Goal
Each entry needs to be restated exactly as written.

Stored rows
§ §

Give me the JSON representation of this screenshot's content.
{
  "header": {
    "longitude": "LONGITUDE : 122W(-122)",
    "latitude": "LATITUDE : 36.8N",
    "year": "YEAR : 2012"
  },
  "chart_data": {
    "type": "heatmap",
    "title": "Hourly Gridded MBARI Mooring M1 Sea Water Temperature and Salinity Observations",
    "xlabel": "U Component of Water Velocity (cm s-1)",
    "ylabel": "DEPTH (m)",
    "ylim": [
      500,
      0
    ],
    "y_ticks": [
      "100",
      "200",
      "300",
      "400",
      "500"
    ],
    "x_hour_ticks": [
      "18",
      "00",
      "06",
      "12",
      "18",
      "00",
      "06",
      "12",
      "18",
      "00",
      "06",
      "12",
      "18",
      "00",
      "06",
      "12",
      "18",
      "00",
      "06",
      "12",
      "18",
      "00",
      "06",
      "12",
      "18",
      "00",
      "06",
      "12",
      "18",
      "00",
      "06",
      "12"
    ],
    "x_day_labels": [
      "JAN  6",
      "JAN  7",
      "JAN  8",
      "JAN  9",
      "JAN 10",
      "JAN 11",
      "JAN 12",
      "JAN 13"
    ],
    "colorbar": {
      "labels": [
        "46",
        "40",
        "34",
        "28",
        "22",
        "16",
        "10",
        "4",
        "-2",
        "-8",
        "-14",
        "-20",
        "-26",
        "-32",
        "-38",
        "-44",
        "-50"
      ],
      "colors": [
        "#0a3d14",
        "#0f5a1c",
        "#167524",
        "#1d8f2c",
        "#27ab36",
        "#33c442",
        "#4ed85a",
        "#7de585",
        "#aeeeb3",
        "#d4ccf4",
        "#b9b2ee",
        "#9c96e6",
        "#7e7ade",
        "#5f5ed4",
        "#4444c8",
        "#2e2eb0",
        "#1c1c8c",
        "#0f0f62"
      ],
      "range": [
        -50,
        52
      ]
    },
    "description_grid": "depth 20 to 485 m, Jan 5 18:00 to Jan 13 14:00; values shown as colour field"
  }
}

§ §

Exercise response
Give me the JSON representation of this screenshot's content.
{
  "header": {
    "longitude": "LONGITUDE : 122W(-122)",
    "latitude": "LATITUDE : 36.8N",
    "year": "YEAR : 2012"
  },
  "chart_data": {
    "type": "heatmap",
    "title": "Hourly Gridded MBARI Mooring M1 Sea Water Temperature and Salinity Observations",
    "xlabel": "U Component of Water Velocity (cm s-1)",
    "ylabel": "DEPTH (m)",
    "ylim": [
      500,
      0
    ],
    "y_ticks": [
      "100",
      "200",
      "300",
      "400",
      "500"
    ],
    "x_hour_ticks": [
      "18",
      "00",
      "06",
      "12",
      "18",
      "00",
      "06",
      "12",
      "18",
      "00",
      "06",
      "12",
      "18",
      "00",
      "06",
      "12",
      "18",
      "00",
      "06",
      "12",
      "18",
      "00",
      "06",
      "12",
      "18",
      "00",
      "06",
      "12",
      "18",
      "00",
      "06",
      "12"
    ],
    "x_day_labels": [
      "JAN  6",
      "JAN  7",
      "JAN  8",
      "JAN  9",
      "JAN 10",
      "JAN 11",
      "JAN 12",
      "JAN 13"
    ],
    "colorbar": {
      "labels": [
        "46",
        "40",
        "34",
        "28",
        "22",
        "16",
        "10",
        "4",
        "-2",
        "-8",
        "-14",
        "-20",
        "-26",
        "-32",
        "-38",
        "-44",
        "-50"
      ],
      "colors": [
        "#0a3d14",
        "#0f5a1c",
        "#167524",
        "#1d8f2c",
        "#27ab36",
        "#33c442",
        "#4ed85a",
        "#7de585",
        "#aeeeb3",
        "#d4ccf4",
        "#b9b2ee",
        "#9c96e6",
        "#7e7ade",
        "#5f5ed4",
        "#4444c8",
        "#2e2eb0",
        "#1c1c8c",
        "#0f0f62"
      ],
      "range": [
        -50,
        52
      ]
    },
    "description_grid": "depth 20 to 485 m, Jan 5 18:00 to Jan 13 14:00; values shown as colour field"
  }
}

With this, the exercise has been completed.